__TASK PROMPT__. Your task is to transcribe all of the records exactly and leave out the pictures.

__Figure collection entries__.
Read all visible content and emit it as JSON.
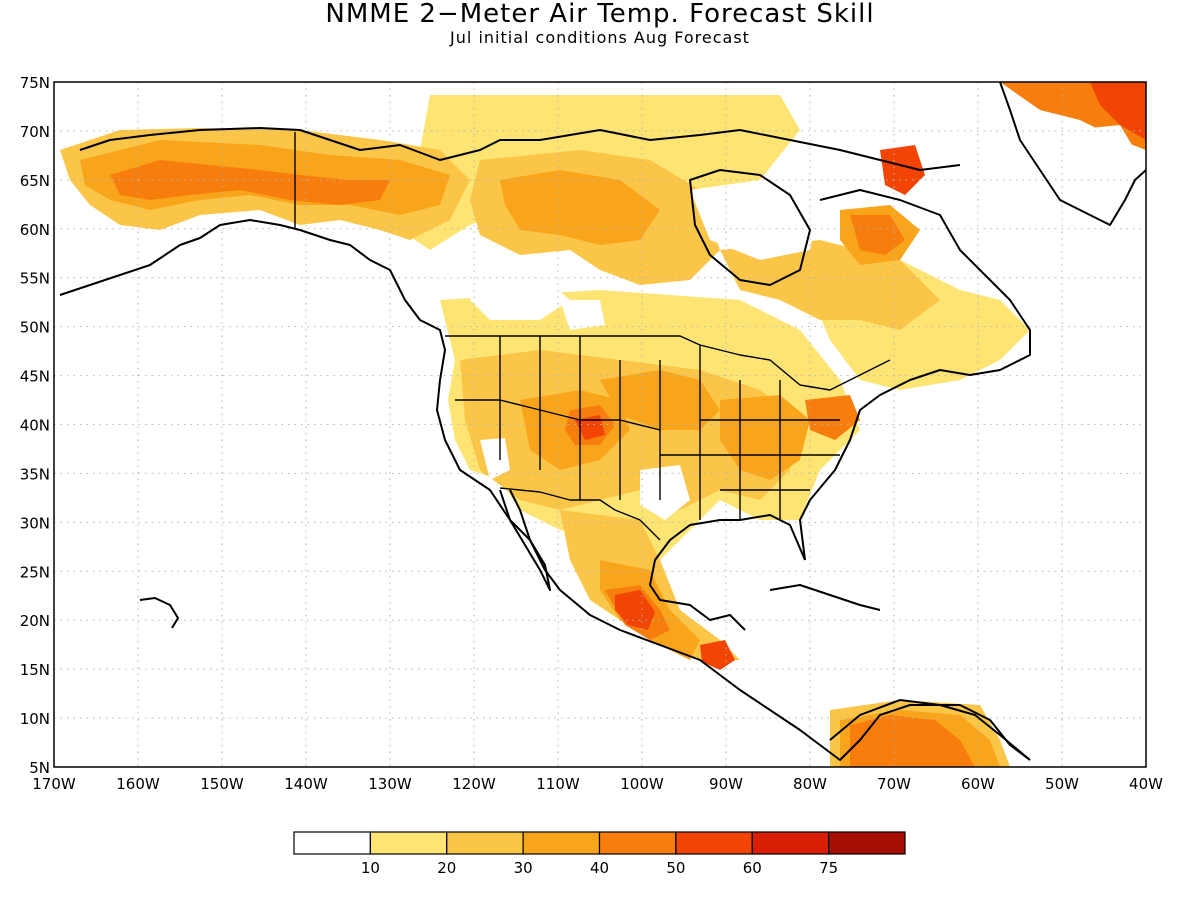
{
  "title": "NMME 2−Meter Air Temp. Forecast Skill",
  "subtitle": "Jul initial conditions   Aug Forecast",
  "map": {
    "lon_range": [
      -170,
      -40
    ],
    "lat_range": [
      5,
      75
    ],
    "x_ticks": [
      "170W",
      "160W",
      "150W",
      "140W",
      "130W",
      "120W",
      "110W",
      "100W",
      "90W",
      "80W",
      "70W",
      "60W",
      "50W",
      "40W"
    ],
    "y_ticks": [
      "5N",
      "10N",
      "15N",
      "20N",
      "25N",
      "30N",
      "35N",
      "40N",
      "45N",
      "50N",
      "55N",
      "60N",
      "65N",
      "70N",
      "75N"
    ],
    "gridlines": "dotted"
  },
  "colorbar": {
    "labels": [
      "10",
      "20",
      "30",
      "40",
      "50",
      "60",
      "75"
    ],
    "colors": [
      "#ffffff",
      "#fee472",
      "#fbc547",
      "#f9a51c",
      "#f77d0c",
      "#f24505",
      "#d91e06",
      "#a60e04"
    ]
  }
}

__SOLUTION TO THIS PROBLEM__.
Read all visible content and emit it as JSON.
{
  "title": "NMME 2−Meter Air Temp. Forecast Skill",
  "subtitle": "Jul initial conditions   Aug Forecast",
  "map": {
    "lon_range": [
      -170,
      -40
    ],
    "lat_range": [
      5,
      75
    ],
    "x_ticks": [
      "170W",
      "160W",
      "150W",
      "140W",
      "130W",
      "120W",
      "110W",
      "100W",
      "90W",
      "80W",
      "70W",
      "60W",
      "50W",
      "40W"
    ],
    "y_ticks": [
      "5N",
      "10N",
      "15N",
      "20N",
      "25N",
      "30N",
      "35N",
      "40N",
      "45N",
      "50N",
      "55N",
      "60N",
      "65N",
      "70N",
      "75N"
    ],
    "gridlines": "dotted"
  },
  "colorbar": {
    "labels": [
      "10",
      "20",
      "30",
      "40",
      "50",
      "60",
      "75"
    ],
    "colors": [
      "#ffffff",
      "#fee472",
      "#fbc547",
      "#f9a51c",
      "#f77d0c",
      "#f24505",
      "#d91e06",
      "#a60e04"
    ]
  }
}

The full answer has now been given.